__Exercise aim__. With the pictures left out, write out exactly the lines from the one containing "What text is on this page?" through the end.

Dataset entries
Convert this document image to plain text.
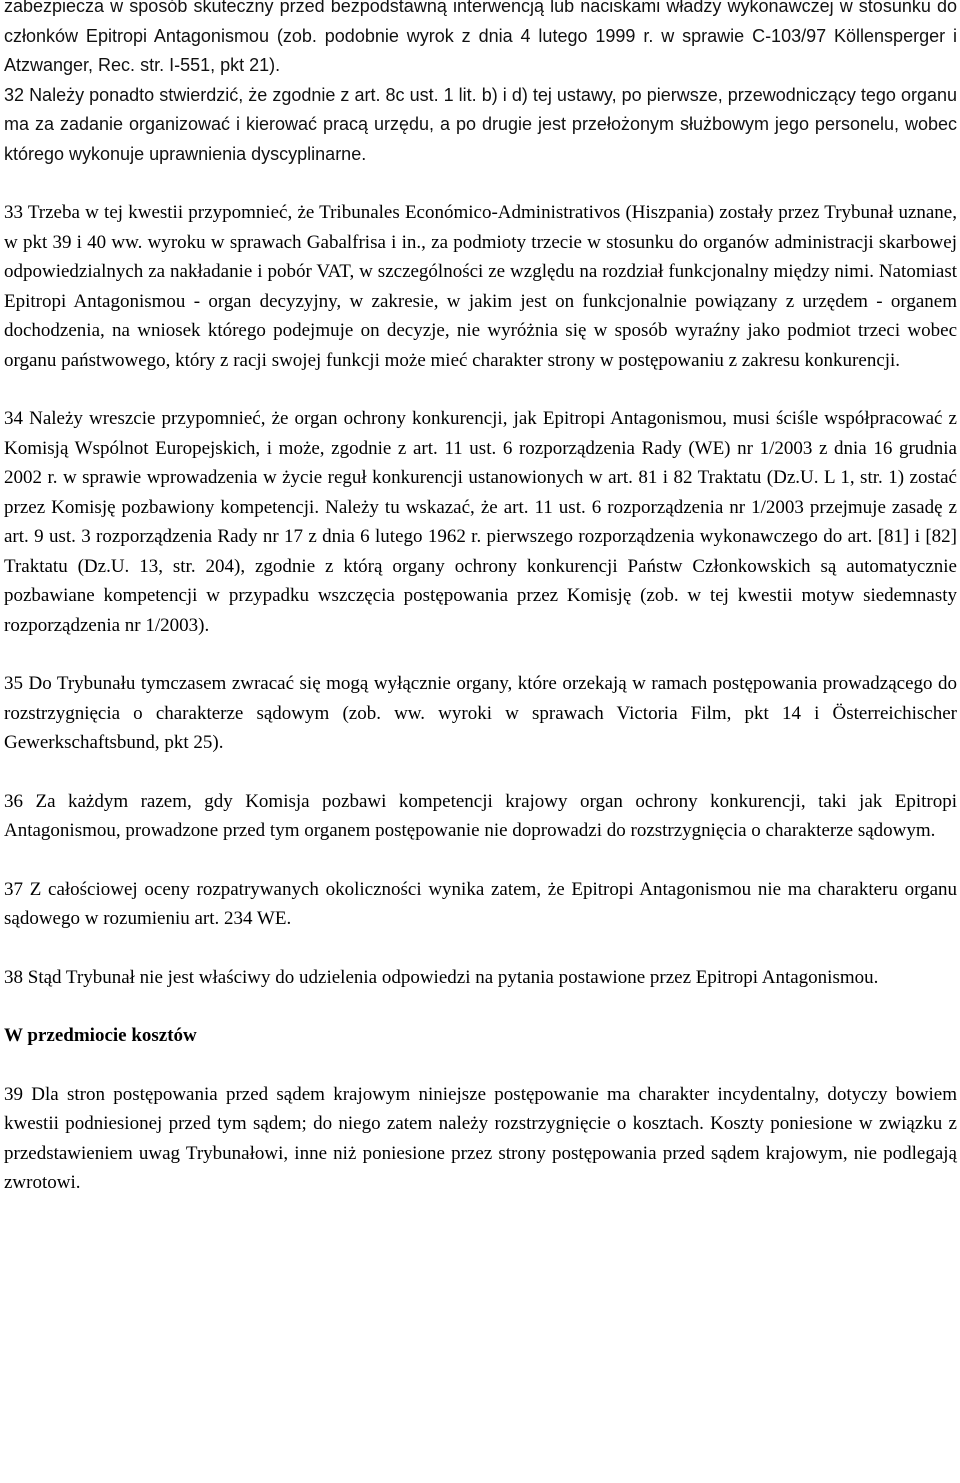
zabezpiecza w sposób skuteczny przed bezpodstawną interwencją lub naciskami władzy wykonawczej w stosunku do członków Epitropi Antagonismou (zob. podobnie wyrok z dnia 4 lutego 1999 r. w sprawie C-103/97 Köllensperger i Atzwanger, Rec. str. I-551, pkt 21).

32 Należy ponadto stwierdzić, że zgodnie z art. 8c ust. 1 lit. b) i d) tej ustawy, po pierwsze, przewodniczący tego organu ma za zadanie organizować i kierować pracą urzędu, a po drugie jest przełożonym służbowym jego personelu, wobec którego wykonuje uprawnienia dyscyplinarne.

33 Trzeba w tej kwestii przypomnieć, że Tribunales Económico-Administrativos (Hiszpania) zostały przez Trybunał uznane, w pkt 39 i 40 ww. wyroku w sprawach Gabalfrisa i in., za podmioty trzecie w stosunku do organów administracji skarbowej odpowiedzialnych za nakładanie i pobór VAT, w szczególności ze względu na rozdział funkcjonalny między nimi. Natomiast Epitropi Antagonismou - organ decyzyjny, w zakresie, w jakim jest on funkcjonalnie powiązany z urzędem - organem dochodzenia, na wniosek którego podejmuje on decyzje, nie wyróżnia się w sposób wyraźny jako podmiot trzeci wobec organu państwowego, który z racji swojej funkcji może mieć charakter strony w postępowaniu z zakresu konkurencji.

34 Należy wreszcie przypomnieć, że organ ochrony konkurencji, jak Epitropi Antagonismou, musi ściśle współpracować z Komisją Wspólnot Europejskich, i może, zgodnie z art. 11 ust. 6 rozporządzenia Rady (WE) nr 1/2003 z dnia 16 grudnia 2002 r. w sprawie wprowadzenia w życie reguł konkurencji ustanowionych w art. 81 i 82 Traktatu (Dz.U. L 1, str. 1) zostać przez Komisję pozbawiony kompetencji. Należy tu wskazać, że art. 11 ust. 6 rozporządzenia nr 1/2003 przejmuje zasadę z art. 9 ust. 3 rozporządzenia Rady nr 17 z dnia 6 lutego 1962 r. pierwszego rozporządzenia wykonawczego do art. [81] i [82] Traktatu (Dz.U. 13, str. 204), zgodnie z którą organy ochrony konkurencji Państw Członkowskich są automatycznie pozbawiane kompetencji w przypadku wszczęcia postępowania przez Komisję (zob. w tej kwestii motyw siedemnasty rozporządzenia nr 1/2003).

35 Do Trybunału tymczasem zwracać się mogą wyłącznie organy, które orzekają w ramach postępowania prowadzącego do rozstrzygnięcia o charakterze sądowym (zob. ww. wyroki w sprawach Victoria Film, pkt 14 i Österreichischer Gewerkschaftsbund, pkt 25).

36 Za każdym razem, gdy Komisja pozbawi kompetencji krajowy organ ochrony konkurencji, taki jak Epitropi Antagonismou, prowadzone przed tym organem postępowanie nie doprowadzi do rozstrzygnięcia o charakterze sądowym.

37 Z całościowej oceny rozpatrywanych okoliczności wynika zatem, że Epitropi Antagonismou nie ma charakteru organu sądowego w rozumieniu art. 234 WE.

38 Stąd Trybunał nie jest właściwy do udzielenia odpowiedzi na pytania postawione przez Epitropi Antagonismou.

W przedmiocie kosztów

39 Dla stron postępowania przed sądem krajowym niniejsze postępowanie ma charakter incydentalny, dotyczy bowiem kwestii podniesionej przed tym sądem; do niego zatem należy rozstrzygnięcie o kosztach. Koszty poniesione w związku z przedstawieniem uwag Trybunałowi, inne niż poniesione przez strony postępowania przed sądem krajowym, nie podlegają zwrotowi.
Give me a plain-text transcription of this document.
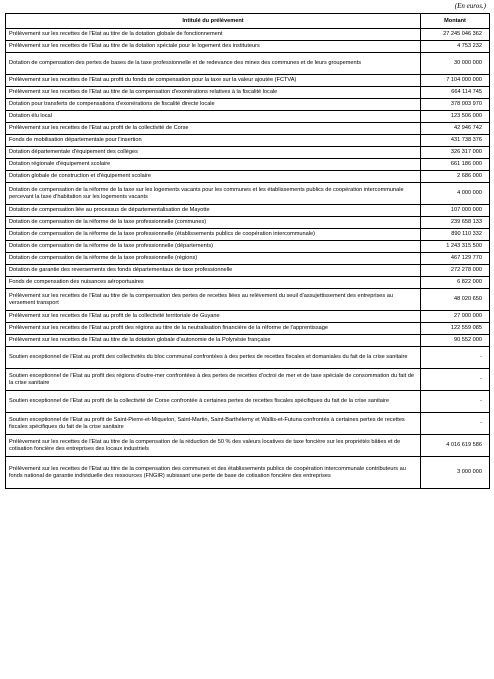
(En euros.)
Intitulé du prélèvement	Montant
Prélèvement sur les recettes de l'Etat au titre de la dotation globale de fonctionnement	27 245 046 362
Prélèvement sur les recettes de l'Etat au titre de la dotation spéciale pour le logement des instituteurs	4 753 232
Dotation de compensation des pertes de bases de la taxe professionnelle et de redevance des mines des communes et de leurs groupements	30 000 000
Prélèvement sur les recettes de l'Etat au profit du fonds de compensation pour la taxe sur la valeur ajoutée (FCTVA)	7 104 000 000
Prélèvement sur les recettes de l'Etat au titre de la compensation d'exonérations relatives à la fiscalité locale	664 114 745
Dotation pour transferts de compensations d'exonérations de fiscalité directe locale	378 003 970
Dotation élu local	123 506 000
Prélèvement sur les recettes de l'Etat au profit de la collectivité de Corse	42 946 742
Fonds de mobilisation départementale pour l'insertion	431 738 376
Dotation départementale d'équipement des collèges	326 317 000
Dotation régionale d'équipement scolaire	661 186 000
Dotation globale de construction et d'équipement scolaire	2 686 000
Dotation de compensation de la réforme de la taxe sur les logements vacants pour les communes et les établissements publics de coopération intercommunale percevant la taxe d'habitation sur les logements vacants	4 000 000
Dotation de compensation liée au processus de départementalisation de Mayotte	107 000 000
Dotation de compensation de la réforme de la taxe professionnelle (communes)	239 658 133
Dotation de compensation de la réforme de la taxe professionnelle (établissements publics de coopération intercommunale)	890 110 332
Dotation de compensation de la réforme de la taxe professionnelle (départements)	1 243 315 500
Dotation de compensation de la réforme de la taxe professionnelle (régions)	467 129 770
Dotation de garantie des reversements des fonds départementaux de taxe professionnelle	272 278 000
Fonds de compensation des nuisances aéroportuaires	6 822 000
Prélèvement sur les recettes de l'Etat au titre de la compensation des pertes de recettes liées au relèvement du seuil d'assujettissement des entreprises au versement transport	48 020 650
Prélèvement sur les recettes de l'Etat au profit de la collectivité territoriale de Guyane	27 000 000
Prélèvement sur les recettes de l'Etat au profit des régions au titre de la neutralisation financière de la réforme de l'apprentissage	122 559 085
Prélèvement sur les recettes de l'Etat au titre de la dotation globale d'autonomie de la Polynésie française	90 552 000
Soutien exceptionnel de l'Etat au profit des collectivités du bloc communal confrontées à des pertes de recettes fiscales et domaniales du fait de la crise sanitaire	-
Soutien exceptionnel de l'Etat au profit des régions d'outre-mer confrontées à des pertes de recettes d'octroi de mer et de taxe spéciale de consommation du fait de la crise sanitaire	-
Soutien exceptionnel de l'Etat au profit de la collectivité de Corse confrontée à certaines pertes de recettes fiscales spécifiques du fait de la crise sanitaire	-
Soutien exceptionnel de l'Etat au profit de Saint-Pierre-et-Miquelon, Saint-Martin, Saint-Barthélemy et Wallis-et-Futuna confrontés à certaines pertes de recettes fiscales spécifiques du fait de la crise sanitaire	-
Prélèvement sur les recettes de l'Etat au titre de la compensation de la réduction de 50 % des valeurs locatives de taxe foncière sur les propriétés bâties et de cotisation foncière des entreprises des locaux industriels	4 016 619 586
Prélèvement sur les recettes de l'Etat au titre de la compensation des communes et des établissements publics de coopération intercommunale contributeurs au fonds national de garantie individuelle des ressources (FNGIR) subissant une perte de base de cotisation foncière des entreprises	3 000 000
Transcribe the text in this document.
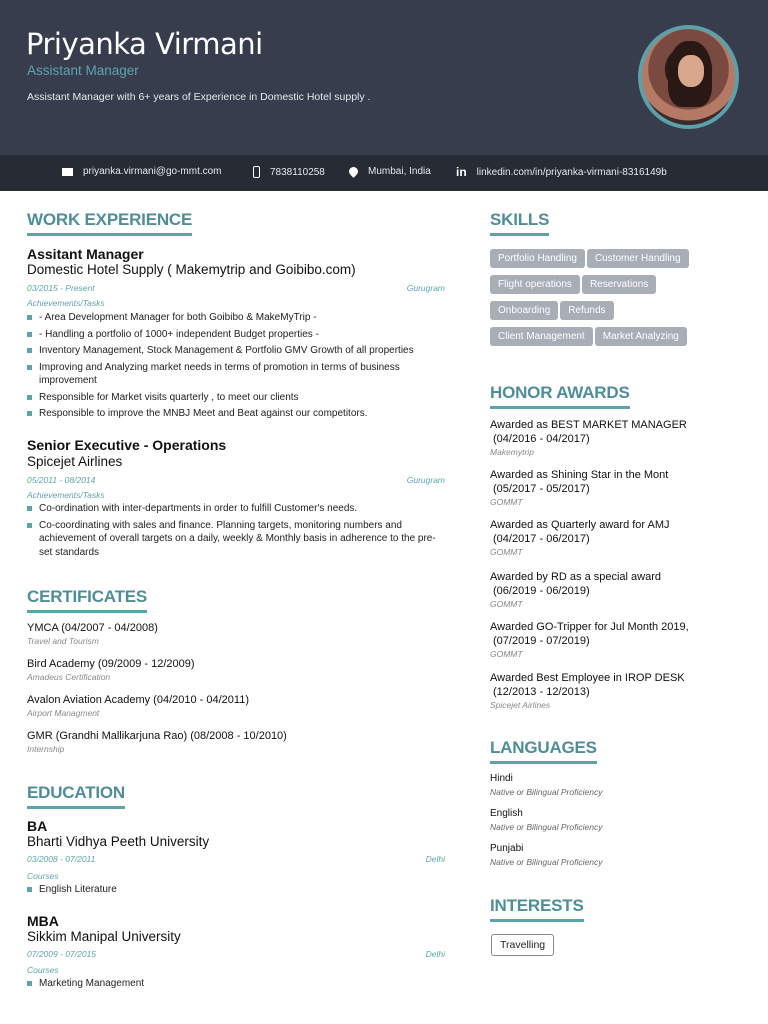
Priyanka Virmani
Assistant Manager
Assistant Manager with 6+ years of Experience in Domestic Hotel supply .
priyanka.virmani@go-mmt.com	7838110258	Mumbai, India in linkedin.com/in/priyanka-virmani-8316149b
WORK EXPERIENCE
Assitant Manager
Domestic Hotel Supply ( Makemytrip and Goibibo.com)
03/2015 - Present	Gurugram
Achievements/Tasks
- Area Development Manager for both Goibibo & MakeMyTrip -
- Handling a portfolio of 1000+ independent Budget properties -
Inventory Management, Stock Management & Portfolio GMV Growth of all properties
Improving and Analyzing market needs in terms of promotion in terms of business improvement
Responsible for Market visits quarterly , to meet our clients
Responsible to improve the MNBJ Meet and Beat against our competitors.
Senior Executive - Operations
Spicejet Airlines
05/2011 - 08/2014	Gurugram
Achievements/Tasks
Co-ordination with inter-departments in order to fulfill Customer's needs.
Co-coordinating with sales and finance. Planning targets, monitoring numbers and achievement of overall targets on a daily, weekly & Monthly basis in adherence to the pre-set standards
CERTIFICATES
YMCA (04/2007 - 04/2008)
Travel and Tourism
Bird Academy (09/2009 - 12/2009)
Amadeus Certification
Avalon Aviation Academy (04/2010 - 04/2011)
Airport Managment
GMR (Grandhi Mallikarjuna Rao) (08/2008 - 10/2010)
Internship
EDUCATION
BA
Bharti Vidhya Peeth University
03/2008 - 07/2011	Delhi
Courses
English Literature
MBA
Sikkim Manipal University
07/2009 - 07/2015	Delhi
Courses
Marketing Management
SKILLS
Portfolio Handling Customer Handling
Flight operations Reservations
Onboarding Refunds
Client Management Market Analyzing
HONOR AWARDS
Awarded as BEST MARKET MANAGER
(04/2016 - 04/2017)
Makemytrip
Awarded as Shining Star in the Mont
(05/2017 - 05/2017)
GOMMT
Awarded as Quarterly award for AMJ
(04/2017 - 06/2017)
GOMMT
Awarded by RD as a special award
(06/2019 - 06/2019)
GOMMT
Awarded GO-Tripper for Jul Month 2019,
(07/2019 - 07/2019)
GOMMT
Awarded Best Employee in IROP DESK
(12/2013 - 12/2013)
Spicejet Airlines
LANGUAGES
Hindi
Native or Bilingual Proficiency
English
Native or Bilingual Proficiency
Punjabi
Native or Bilingual Proficiency
INTERESTS
Travelling
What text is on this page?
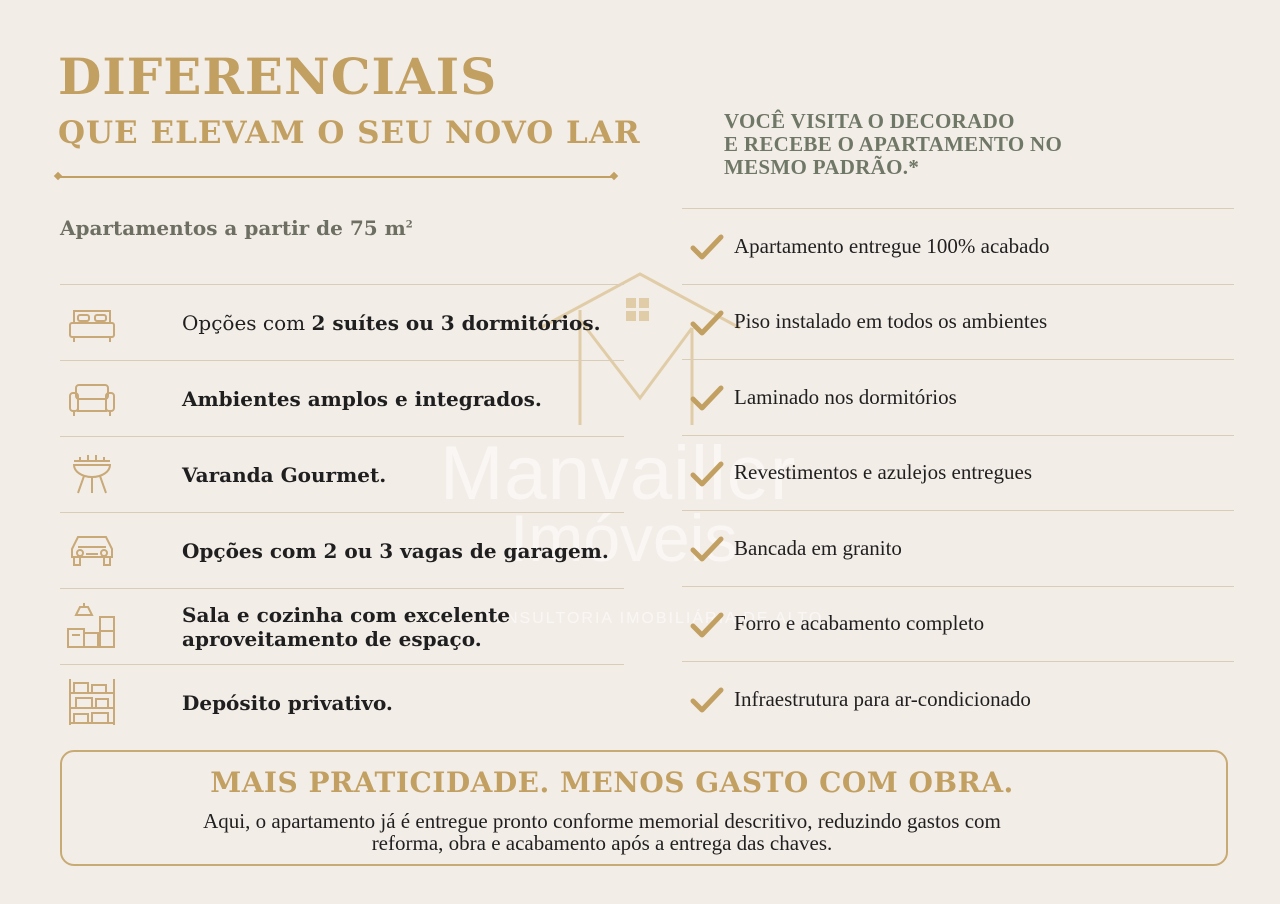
DIFERENCIAIS
QUE ELEVAM O SEU NOVO LAR
Apartamentos a partir de 75 $m^2$
VOCÊ VISITA O DECORADO
E RECEBE O APARTAMENTO NO
MESMO PADRÃO.*
Manvailler
Imóveis
CONSULTORIA IMOBILIÁRIA DE ALTO
Opções com 2 suítes ou 3 dormitórios.
Ambientes amplos e integrados.
Varanda Gourmet.
Opções com 2 ou 3 vagas de garagem.
Sala e cozinha com excelente
aproveitamento de espaço.
Depósito privativo.
Apartamento entregue 100% acabado
Piso instalado em todos os ambientes
Laminado nos dormitórios
Revestimentos e azulejos entregues
Bancada em granito
Forro e acabamento completo
Infraestrutura para ar-condicionado
MAIS PRATICIDADE. MENOS GASTO COM OBRA.
Aqui, o apartamento já é entregue pronto conforme memorial descritivo, reduzindo gastos com
reforma, obra e acabamento após a entrega das chaves.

__Exercise solution__.
What text is on this page?
DIFERENCIAIS
QUE ELEVAM O SEU NOVO LAR
Apartamentos a partir de 75 $m^2$
VOCÊ VISITA O DECORADO
E RECEBE O APARTAMENTO NO
MESMO PADRÃO.*
Manvailler
Imóveis
CONSULTORIA IMOBILIÁRIA DE ALTO
Opções com 2 suítes ou 3 dormitórios.
Ambientes amplos e integrados.
Varanda Gourmet.
Opções com 2 ou 3 vagas de garagem.
Sala e cozinha com excelente
aproveitamento de espaço.
Depósito privativo.
Apartamento entregue 100% acabado
Piso instalado em todos os ambientes
Laminado nos dormitórios
Revestimentos e azulejos entregues
Bancada em granito
Forro e acabamento completo
Infraestrutura para ar-condicionado
MAIS PRATICIDADE. MENOS GASTO COM OBRA.
Aqui, o apartamento já é entregue pronto conforme memorial descritivo, reduzindo gastos com
reforma, obra e acabamento após a entrega das chaves.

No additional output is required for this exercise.